BEGIN Provided material

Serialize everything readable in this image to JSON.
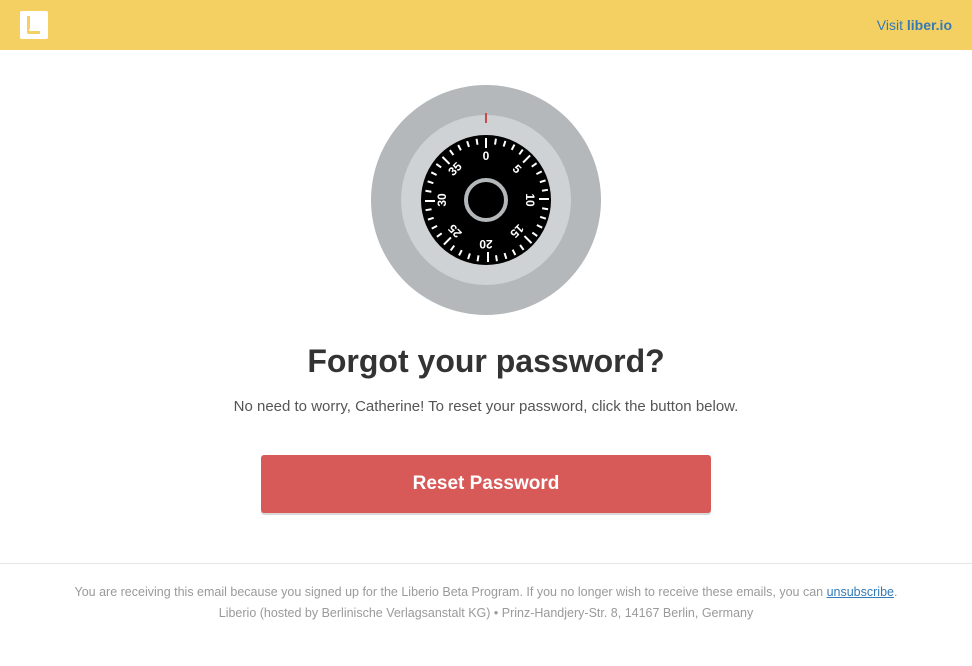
{
  "header": {
    "visit_prefix": "Visit ",
    "visit_site": "liber.io"
  },
  "dial": {
    "numbers": [
      "0",
      "5",
      "10",
      "15",
      "20",
      "25",
      "30",
      "35"
    ]
  },
  "main": {
    "heading": "Forgot your password?",
    "subtext": "No need to worry, Catherine! To reset your password, click the button below.",
    "button_label": "Reset Password"
  },
  "footer": {
    "line1_pre": "You are receiving this email because you signed up for the Liberio Beta Program. If you no longer wish to receive these emails, you can ",
    "unsubscribe": "unsubscribe",
    "line1_post": ".",
    "line2": "Liberio (hosted by Berlinische Verlagsanstalt KG) • Prinz-Handjery-Str. 8, 14167 Berlin, Germany"
  }
}
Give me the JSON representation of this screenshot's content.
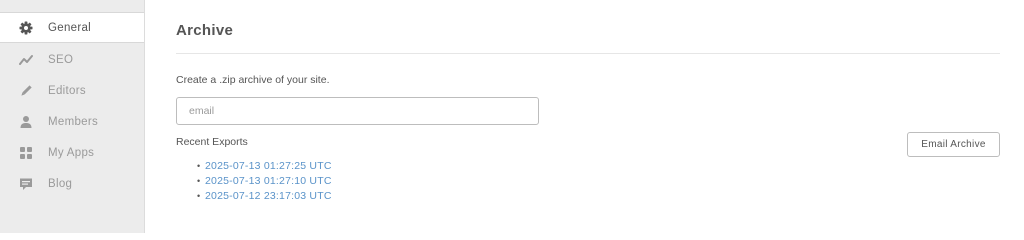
{
  "sidebar": {
    "items": [
      {
        "label": "General",
        "icon": "gear-icon",
        "active": true
      },
      {
        "label": "SEO",
        "icon": "trend-icon",
        "active": false
      },
      {
        "label": "Editors",
        "icon": "pencil-icon",
        "active": false
      },
      {
        "label": "Members",
        "icon": "person-icon",
        "active": false
      },
      {
        "label": "My Apps",
        "icon": "apps-grid-icon",
        "active": false
      },
      {
        "label": "Blog",
        "icon": "chat-icon",
        "active": false
      }
    ]
  },
  "main": {
    "title": "Archive",
    "description": "Create a .zip archive of your site.",
    "email_placeholder": "email",
    "email_value": "",
    "recent_label": "Recent Exports",
    "exports": [
      "2025-07-13 01:27:25 UTC",
      "2025-07-13 01:27:10 UTC",
      "2025-07-12 23:17:03 UTC"
    ],
    "email_button_label": "Email Archive"
  },
  "colors": {
    "link": "#5a93c9",
    "sidebar_bg": "#ececec",
    "icon": "#9a9a9a",
    "icon_active": "#555555"
  }
}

END Provided material

- Work to complete: Identify lines with the string "Liberio". Copy each one.

- Result for this exercise:
    "line1_pre": "You are receiving this email because you signed up for the Liberio Beta Program. If you no longer wish to receive these emails, you can ",
    "line2": "Liberio (hosted by Berlinische Verlagsanstalt KG) • Prinz-Handjery-Str. 8, 14167 Berlin, Germany"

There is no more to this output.